BEGIN

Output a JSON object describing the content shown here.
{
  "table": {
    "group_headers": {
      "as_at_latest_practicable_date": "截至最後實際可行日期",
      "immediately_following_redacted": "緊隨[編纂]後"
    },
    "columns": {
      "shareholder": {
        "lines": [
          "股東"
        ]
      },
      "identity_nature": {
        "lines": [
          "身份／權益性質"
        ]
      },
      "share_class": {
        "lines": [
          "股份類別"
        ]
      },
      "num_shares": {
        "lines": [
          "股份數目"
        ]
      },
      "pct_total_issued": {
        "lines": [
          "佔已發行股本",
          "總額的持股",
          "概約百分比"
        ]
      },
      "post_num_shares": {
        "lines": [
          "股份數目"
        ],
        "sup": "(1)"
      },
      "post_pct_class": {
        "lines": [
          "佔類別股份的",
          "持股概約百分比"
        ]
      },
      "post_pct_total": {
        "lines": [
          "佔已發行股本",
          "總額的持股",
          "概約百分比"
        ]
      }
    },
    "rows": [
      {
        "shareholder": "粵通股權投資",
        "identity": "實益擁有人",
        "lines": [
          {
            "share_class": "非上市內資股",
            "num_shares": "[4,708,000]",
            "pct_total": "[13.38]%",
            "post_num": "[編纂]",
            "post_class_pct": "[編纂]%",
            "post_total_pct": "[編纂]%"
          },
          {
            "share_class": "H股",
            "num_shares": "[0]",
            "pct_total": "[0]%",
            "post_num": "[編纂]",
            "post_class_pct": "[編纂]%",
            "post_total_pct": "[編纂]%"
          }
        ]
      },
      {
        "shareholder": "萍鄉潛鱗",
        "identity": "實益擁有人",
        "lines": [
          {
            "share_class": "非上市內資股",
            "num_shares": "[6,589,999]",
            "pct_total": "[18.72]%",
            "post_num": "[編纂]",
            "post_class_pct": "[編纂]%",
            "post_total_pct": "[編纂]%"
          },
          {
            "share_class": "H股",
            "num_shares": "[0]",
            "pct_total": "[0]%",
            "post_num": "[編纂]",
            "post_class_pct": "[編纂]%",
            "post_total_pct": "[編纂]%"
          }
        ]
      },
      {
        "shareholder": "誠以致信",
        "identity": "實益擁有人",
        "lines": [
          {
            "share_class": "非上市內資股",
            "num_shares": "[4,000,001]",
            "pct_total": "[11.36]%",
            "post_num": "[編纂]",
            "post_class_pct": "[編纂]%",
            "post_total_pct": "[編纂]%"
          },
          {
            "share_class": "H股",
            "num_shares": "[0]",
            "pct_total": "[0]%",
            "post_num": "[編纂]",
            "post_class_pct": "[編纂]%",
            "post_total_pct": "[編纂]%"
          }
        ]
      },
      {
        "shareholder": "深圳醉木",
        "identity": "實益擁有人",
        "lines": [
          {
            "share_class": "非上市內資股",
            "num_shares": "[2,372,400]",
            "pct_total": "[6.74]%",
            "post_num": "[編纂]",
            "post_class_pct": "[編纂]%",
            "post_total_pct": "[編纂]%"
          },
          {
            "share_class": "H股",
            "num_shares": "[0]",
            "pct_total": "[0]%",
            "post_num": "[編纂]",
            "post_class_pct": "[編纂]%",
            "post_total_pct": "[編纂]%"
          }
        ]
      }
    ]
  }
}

END

> [Description of the task] Write out the full set of records exactly as given.

> [Task response]
Output a JSON object describing the content shown here.
{
  "table": {
    "group_headers": {
      "as_at_latest_practicable_date": "截至最後實際可行日期",
      "immediately_following_redacted": "緊隨[編纂]後"
    },
    "columns": {
      "shareholder": {
        "lines": [
          "股東"
        ]
      },
      "identity_nature": {
        "lines": [
          "身份／權益性質"
        ]
      },
      "share_class": {
        "lines": [
          "股份類別"
        ]
      },
      "num_shares": {
        "lines": [
          "股份數目"
        ]
      },
      "pct_total_issued": {
        "lines": [
          "佔已發行股本",
          "總額的持股",
          "概約百分比"
        ]
      },
      "post_num_shares": {
        "lines": [
          "股份數目"
        ],
        "sup": "(1)"
      },
      "post_pct_class": {
        "lines": [
          "佔類別股份的",
          "持股概約百分比"
        ]
      },
      "post_pct_total": {
        "lines": [
          "佔已發行股本",
          "總額的持股",
          "概約百分比"
        ]
      }
    },
    "rows": [
      {
        "shareholder": "粵通股權投資",
        "identity": "實益擁有人",
        "lines": [
          {
            "share_class": "非上市內資股",
            "num_shares": "[4,708,000]",
            "pct_total": "[13.38]%",
            "post_num": "[編纂]",
            "post_class_pct": "[編纂]%",
            "post_total_pct": "[編纂]%"
          },
          {
            "share_class": "H股",
            "num_shares": "[0]",
            "pct_total": "[0]%",
            "post_num": "[編纂]",
            "post_class_pct": "[編纂]%",
            "post_total_pct": "[編纂]%"
          }
        ]
      },
      {
        "shareholder": "萍鄉潛鱗",
        "identity": "實益擁有人",
        "lines": [
          {
            "share_class": "非上市內資股",
            "num_shares": "[6,589,999]",
            "pct_total": "[18.72]%",
            "post_num": "[編纂]",
            "post_class_pct": "[編纂]%",
            "post_total_pct": "[編纂]%"
          },
          {
            "share_class": "H股",
            "num_shares": "[0]",
            "pct_total": "[0]%",
            "post_num": "[編纂]",
            "post_class_pct": "[編纂]%",
            "post_total_pct": "[編纂]%"
          }
        ]
      },
      {
        "shareholder": "誠以致信",
        "identity": "實益擁有人",
        "lines": [
          {
            "share_class": "非上市內資股",
            "num_shares": "[4,000,001]",
            "pct_total": "[11.36]%",
            "post_num": "[編纂]",
            "post_class_pct": "[編纂]%",
            "post_total_pct": "[編纂]%"
          },
          {
            "share_class": "H股",
            "num_shares": "[0]",
            "pct_total": "[0]%",
            "post_num": "[編纂]",
            "post_class_pct": "[編纂]%",
            "post_total_pct": "[編纂]%"
          }
        ]
      },
      {
        "shareholder": "深圳醉木",
        "identity": "實益擁有人",
        "lines": [
          {
            "share_class": "非上市內資股",
            "num_shares": "[2,372,400]",
            "pct_total": "[6.74]%",
            "post_num": "[編纂]",
            "post_class_pct": "[編纂]%",
            "post_total_pct": "[編纂]%"
          },
          {
            "share_class": "H股",
            "num_shares": "[0]",
            "pct_total": "[0]%",
            "post_num": "[編纂]",
            "post_class_pct": "[編纂]%",
            "post_total_pct": "[編纂]%"
          }
        ]
      }
    ]
  }
}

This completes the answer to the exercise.